DIRECTION 1 » Please rewrite the paragraph of the Cocoon post that begins "In case there are any traumatised" as a short bulleted list that keeps its main facts.
DIRECTION 2 » Reproduce the stretch of the Cocoon post from "got badly burnt" through "taken care of." word for word.

SOURCE TEXT »
────────────────────

On Tuesday, April 15, 2003 8:08 AM
Richard Light wrote
>
> An alternative approach, which we have used successfully for the Perdita
> project (http://human.ntu.ac.uk/perdita/PERDITA.HTM), is to use XSLT to
> generate a complete web site giving indexed access to the material.
[...]
>
> Alternatively, you can look into the use of Open Source XML databases
> such as Xindice or eXist as the foundation for XML-aware search
> functionality - but you would then have to build the rest of the
> application yourselves on top of these engines.
Actually these approaches can be complementary. One nice thing about
"native" XML databases is that they return query results as well-formed XML
documents, which are thus available for any desired XSLT transformations or
DOM-walking procedures before they are finally delivered to the user. For
instance, in a concordancing application, collocation field indices (the
collocation field being made up of n words/tokens to the left and/or right
of the matched term) can be quickly generated on the fly from the result
set, and cached on the server, where the user can access them and re-apply
them to the results document without further reference to the core data
store.
And building the application oneself is not as big a task as it sounds, now
that Cocoon 2 offers a sophisticated and powerful (and free) application
framework, which is by no means as rebarbative as its official documentation
makes out. (A much better intro to doing useful things with Cocoon is on pp.
535-558 of Jeni Tennison's Beginning XSLT).
In case there are any traumatised "early adopters" out there who (like me)
got badly burnt by Cocoon 1 a few years back: Cocoon 2 is a very different
beast, simple to install, very stable and also reasonably fast. It embodies
an expressive and powerful abstract model, which divides things into
"generators" (which deliver the input data), "transformers" (which do things
to the data) and "serialisers" (which package the transformed data into the
desired output format). Essentially, building an application in Cocoon is
simply a matter of assembling (or writing or adapting) the required
generator, transformer(s) and serialisers, and plugging them together (using
an xml configuration document or "sitemap" to specify what plugs into what,
the so-called "pipeline"). Everything else is taken care of.
In practice, this for most people means writing XSLT sheets to do the
desired transformation, then connecting them to existing "black box"
generators and serialisers. This presupposes an understanding of XSLT, but
there is (or need be) nothing special about the way XSLT is used within
Cocoon. No knowledge of the broader workings of Cocoon or of the underlying
Java engine is required to create applications of arbitrary sophistication.

────────────────────

ENTRIES »
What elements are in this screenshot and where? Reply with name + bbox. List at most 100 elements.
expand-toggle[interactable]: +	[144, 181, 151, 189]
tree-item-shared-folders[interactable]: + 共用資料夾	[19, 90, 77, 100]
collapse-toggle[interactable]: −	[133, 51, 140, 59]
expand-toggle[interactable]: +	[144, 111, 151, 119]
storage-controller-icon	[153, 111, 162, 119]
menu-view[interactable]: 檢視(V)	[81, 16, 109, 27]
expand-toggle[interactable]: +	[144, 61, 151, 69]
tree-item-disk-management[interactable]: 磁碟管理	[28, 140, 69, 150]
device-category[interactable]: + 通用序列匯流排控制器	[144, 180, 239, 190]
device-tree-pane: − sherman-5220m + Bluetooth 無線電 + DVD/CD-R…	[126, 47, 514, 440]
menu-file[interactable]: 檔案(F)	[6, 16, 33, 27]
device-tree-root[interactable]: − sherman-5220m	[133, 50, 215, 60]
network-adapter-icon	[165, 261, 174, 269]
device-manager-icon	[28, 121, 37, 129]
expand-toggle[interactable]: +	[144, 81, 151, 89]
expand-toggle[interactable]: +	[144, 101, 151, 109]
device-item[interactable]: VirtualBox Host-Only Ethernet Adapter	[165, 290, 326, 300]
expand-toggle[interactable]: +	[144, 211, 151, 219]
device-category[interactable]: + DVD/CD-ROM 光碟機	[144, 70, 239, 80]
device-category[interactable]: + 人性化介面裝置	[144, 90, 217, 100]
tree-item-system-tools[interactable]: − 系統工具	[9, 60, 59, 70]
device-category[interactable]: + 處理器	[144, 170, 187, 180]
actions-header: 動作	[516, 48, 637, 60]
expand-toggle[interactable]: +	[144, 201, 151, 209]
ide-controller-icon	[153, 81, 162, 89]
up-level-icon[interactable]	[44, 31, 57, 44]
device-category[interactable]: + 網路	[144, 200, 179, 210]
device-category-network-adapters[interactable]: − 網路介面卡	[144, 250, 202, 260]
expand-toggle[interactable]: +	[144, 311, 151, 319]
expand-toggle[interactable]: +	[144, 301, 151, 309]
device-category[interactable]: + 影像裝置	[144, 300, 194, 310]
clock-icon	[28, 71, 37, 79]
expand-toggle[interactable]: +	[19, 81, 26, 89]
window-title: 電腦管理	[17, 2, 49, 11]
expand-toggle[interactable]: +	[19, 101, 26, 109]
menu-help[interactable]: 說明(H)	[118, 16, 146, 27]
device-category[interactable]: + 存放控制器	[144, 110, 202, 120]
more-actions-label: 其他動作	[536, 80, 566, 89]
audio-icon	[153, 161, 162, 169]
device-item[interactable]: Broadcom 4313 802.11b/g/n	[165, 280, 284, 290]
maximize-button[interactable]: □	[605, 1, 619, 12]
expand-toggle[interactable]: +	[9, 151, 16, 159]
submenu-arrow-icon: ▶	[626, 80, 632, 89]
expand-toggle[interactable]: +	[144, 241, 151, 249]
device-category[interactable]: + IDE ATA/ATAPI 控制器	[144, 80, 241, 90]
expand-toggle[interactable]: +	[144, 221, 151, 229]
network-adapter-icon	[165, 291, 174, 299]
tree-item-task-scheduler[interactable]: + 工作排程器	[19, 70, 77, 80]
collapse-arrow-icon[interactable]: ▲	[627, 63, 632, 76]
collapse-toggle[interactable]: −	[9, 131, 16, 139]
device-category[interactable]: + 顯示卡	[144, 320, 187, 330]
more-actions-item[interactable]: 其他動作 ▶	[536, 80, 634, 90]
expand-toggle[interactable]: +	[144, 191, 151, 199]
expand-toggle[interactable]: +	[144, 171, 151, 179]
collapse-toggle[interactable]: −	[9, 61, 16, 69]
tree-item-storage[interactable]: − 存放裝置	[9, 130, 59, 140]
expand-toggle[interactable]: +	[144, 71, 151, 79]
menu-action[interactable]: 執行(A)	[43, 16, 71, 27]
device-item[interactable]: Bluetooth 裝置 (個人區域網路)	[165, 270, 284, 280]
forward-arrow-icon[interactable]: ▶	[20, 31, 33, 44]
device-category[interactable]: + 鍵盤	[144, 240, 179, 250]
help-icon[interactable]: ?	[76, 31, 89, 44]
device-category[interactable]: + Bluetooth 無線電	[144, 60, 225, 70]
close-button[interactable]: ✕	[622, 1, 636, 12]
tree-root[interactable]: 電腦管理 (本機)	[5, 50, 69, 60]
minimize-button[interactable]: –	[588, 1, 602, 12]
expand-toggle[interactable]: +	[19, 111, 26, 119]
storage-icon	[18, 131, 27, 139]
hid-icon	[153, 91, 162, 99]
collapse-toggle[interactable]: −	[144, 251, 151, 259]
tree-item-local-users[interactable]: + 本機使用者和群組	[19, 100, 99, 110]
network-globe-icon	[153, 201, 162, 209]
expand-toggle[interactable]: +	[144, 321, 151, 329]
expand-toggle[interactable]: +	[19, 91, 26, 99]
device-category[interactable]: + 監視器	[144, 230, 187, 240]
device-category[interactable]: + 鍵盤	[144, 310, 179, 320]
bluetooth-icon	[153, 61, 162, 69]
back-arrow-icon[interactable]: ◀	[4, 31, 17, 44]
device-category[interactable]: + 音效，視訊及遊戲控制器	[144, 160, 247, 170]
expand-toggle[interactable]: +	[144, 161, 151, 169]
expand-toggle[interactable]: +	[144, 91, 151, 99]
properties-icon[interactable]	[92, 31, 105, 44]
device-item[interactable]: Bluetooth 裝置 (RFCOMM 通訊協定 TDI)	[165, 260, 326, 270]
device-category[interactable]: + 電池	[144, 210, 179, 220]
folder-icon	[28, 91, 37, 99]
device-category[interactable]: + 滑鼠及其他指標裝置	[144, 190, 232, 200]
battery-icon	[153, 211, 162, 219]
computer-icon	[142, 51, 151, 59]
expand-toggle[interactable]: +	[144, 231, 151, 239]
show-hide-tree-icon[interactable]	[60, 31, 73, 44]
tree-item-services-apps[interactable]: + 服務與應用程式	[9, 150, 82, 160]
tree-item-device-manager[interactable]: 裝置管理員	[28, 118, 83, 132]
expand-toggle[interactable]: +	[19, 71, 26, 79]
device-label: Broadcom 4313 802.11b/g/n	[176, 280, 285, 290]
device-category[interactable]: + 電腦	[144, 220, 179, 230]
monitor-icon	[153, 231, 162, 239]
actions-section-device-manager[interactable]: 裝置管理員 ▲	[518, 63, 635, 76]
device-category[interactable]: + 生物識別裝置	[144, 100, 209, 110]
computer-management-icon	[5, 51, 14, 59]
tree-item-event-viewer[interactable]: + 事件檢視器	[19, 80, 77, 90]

────────────────────

TASK OUTPUT 1 »
- Cocoon 2 is very different from Cocoon 1, which badly burned early adopters such as the writer.
- Cocoon 2 is simple to install, very stable and reasonably fast.
- Its abstract model divides work into three parts: generators deliver the input data, transformers act on the data, and serializers package the transformed data into the desired output format.
- To build an application, you assemble, write or adapt the required generator, transformers and serializers, then plug them together.
- An XML configuration document, the "sitemap," specifies what plugs into what. This arrangement is called the "pipeline."
- Cocoon takes care of everything else.

TASK OUTPUT 2 »
got badly burnt by Cocoon 1 a few years back: Cocoon 2 is a very different
beast, simple to install, very stable and also reasonably fast. It embodies
an expressive and powerful abstract model, which divides things into
"generators" (which deliver the input data), "transformers" (which do things
to the data) and "serialisers" (which package the transformed data into the
desired output format). Essentially, building an application in Cocoon is
simply a matter of assembling (or writing or adapting) the required
generator, transformer(s) and serialisers, and plugging them together (using
an xml configuration document or "sitemap" to specify what plugs into what,
the so-called "pipeline"). Everything else is taken care of.